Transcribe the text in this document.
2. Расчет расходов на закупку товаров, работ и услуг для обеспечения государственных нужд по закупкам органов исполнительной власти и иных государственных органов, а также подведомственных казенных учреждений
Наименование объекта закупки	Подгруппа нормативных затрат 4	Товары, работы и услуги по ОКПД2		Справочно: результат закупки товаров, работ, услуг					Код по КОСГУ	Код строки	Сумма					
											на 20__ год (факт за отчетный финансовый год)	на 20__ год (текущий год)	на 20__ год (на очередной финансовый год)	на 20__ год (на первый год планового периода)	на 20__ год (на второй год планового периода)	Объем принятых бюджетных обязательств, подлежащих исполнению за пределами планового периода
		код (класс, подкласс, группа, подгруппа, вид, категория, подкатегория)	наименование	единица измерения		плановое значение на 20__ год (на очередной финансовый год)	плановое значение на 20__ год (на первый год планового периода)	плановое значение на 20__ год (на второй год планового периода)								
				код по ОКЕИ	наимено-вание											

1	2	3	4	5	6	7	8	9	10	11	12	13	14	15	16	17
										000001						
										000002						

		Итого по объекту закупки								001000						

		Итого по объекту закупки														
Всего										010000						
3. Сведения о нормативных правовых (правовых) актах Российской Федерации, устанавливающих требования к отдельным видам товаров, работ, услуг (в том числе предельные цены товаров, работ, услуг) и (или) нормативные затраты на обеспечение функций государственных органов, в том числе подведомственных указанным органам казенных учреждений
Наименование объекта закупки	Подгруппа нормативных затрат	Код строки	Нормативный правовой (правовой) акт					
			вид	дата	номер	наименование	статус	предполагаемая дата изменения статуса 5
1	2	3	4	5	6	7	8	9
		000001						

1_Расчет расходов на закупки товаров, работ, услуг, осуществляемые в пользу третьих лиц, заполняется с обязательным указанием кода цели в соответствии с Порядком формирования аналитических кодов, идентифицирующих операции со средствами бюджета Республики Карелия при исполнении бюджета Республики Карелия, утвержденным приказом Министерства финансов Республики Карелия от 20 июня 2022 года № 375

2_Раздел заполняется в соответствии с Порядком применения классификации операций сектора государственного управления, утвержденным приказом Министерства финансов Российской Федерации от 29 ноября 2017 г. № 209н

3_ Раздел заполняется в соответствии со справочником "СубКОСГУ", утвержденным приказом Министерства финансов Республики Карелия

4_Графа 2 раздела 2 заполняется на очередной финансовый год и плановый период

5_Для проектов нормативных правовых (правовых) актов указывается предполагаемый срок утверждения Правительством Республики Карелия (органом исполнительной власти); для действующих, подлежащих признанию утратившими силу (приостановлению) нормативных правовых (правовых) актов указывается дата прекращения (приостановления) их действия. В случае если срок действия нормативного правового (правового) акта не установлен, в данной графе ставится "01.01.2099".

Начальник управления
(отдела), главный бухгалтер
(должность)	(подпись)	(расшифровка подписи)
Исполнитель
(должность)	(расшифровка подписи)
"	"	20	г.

→ The problem
Copy out all of the records above with nothing altered.

→ Output
Transcribe the text in this document.
2. Расчет расходов на закупку товаров, работ и услуг для обеспечения государственных нужд по закупкам органов исполнительной власти и иных государственных органов, а также подведомственных казенных учреждений
Наименование объекта закупки	Подгруппа нормативных затрат 4	Товары, работы и услуги по ОКПД2		Справочно: результат закупки товаров, работ, услуг					Код по КОСГУ	Код строки	Сумма					
											на 20__ год (факт за отчетный финансовый год)	на 20__ год (текущий год)	на 20__ год (на очередной финансовый год)	на 20__ год (на первый год планового периода)	на 20__ год (на второй год планового периода)	Объем принятых бюджетных обязательств, подлежащих исполнению за пределами планового периода
		код (класс, подкласс, группа, подгруппа, вид, категория, подкатегория)	наименование	единица измерения		плановое значение на 20__ год (на очередной финансовый год)	плановое значение на 20__ год (на первый год планового периода)	плановое значение на 20__ год (на второй год планового периода)								
				код по ОКЕИ	наимено-вание											

1	2	3	4	5	6	7	8	9	10	11	12	13	14	15	16	17
										000001						
										000002						

		Итого по объекту закупки								001000						

		Итого по объекту закупки														
Всего										010000						
3. Сведения о нормативных правовых (правовых) актах Российской Федерации, устанавливающих требования к отдельным видам товаров, работ, услуг (в том числе предельные цены товаров, работ, услуг) и (или) нормативные затраты на обеспечение функций государственных органов, в том числе подведомственных указанным органам казенных учреждений
Наименование объекта закупки	Подгруппа нормативных затрат	Код строки	Нормативный правовой (правовой) акт					
			вид	дата	номер	наименование	статус	предполагаемая дата изменения статуса 5
1	2	3	4	5	6	7	8	9
		000001						

1_Расчет расходов на закупки товаров, работ, услуг, осуществляемые в пользу третьих лиц, заполняется с обязательным указанием кода цели в соответствии с Порядком формирования аналитических кодов, идентифицирующих операции со средствами бюджета Республики Карелия при исполнении бюджета Республики Карелия, утвержденным приказом Министерства финансов Республики Карелия от 20 июня 2022 года № 375

2_Раздел заполняется в соответствии с Порядком применения классификации операций сектора государственного управления, утвержденным приказом Министерства финансов Российской Федерации от 29 ноября 2017 г. № 209н

3_ Раздел заполняется в соответствии со справочником "СубКОСГУ", утвержденным приказом Министерства финансов Республики Карелия

4_Графа 2 раздела 2 заполняется на очередной финансовый год и плановый период

5_Для проектов нормативных правовых (правовых) актов указывается предполагаемый срок утверждения Правительством Республики Карелия (органом исполнительной власти); для действующих, подлежащих признанию утратившими силу (приостановлению) нормативных правовых (правовых) актов указывается дата прекращения (приостановления) их действия. В случае если срок действия нормативного правового (правового) акта не установлен, в данной графе ставится "01.01.2099".

Начальник управления
(отдела), главный бухгалтер
(должность)	(подпись)	(расшифровка подписи)
Исполнитель
(должность)	(расшифровка подписи)
"	"	20	г.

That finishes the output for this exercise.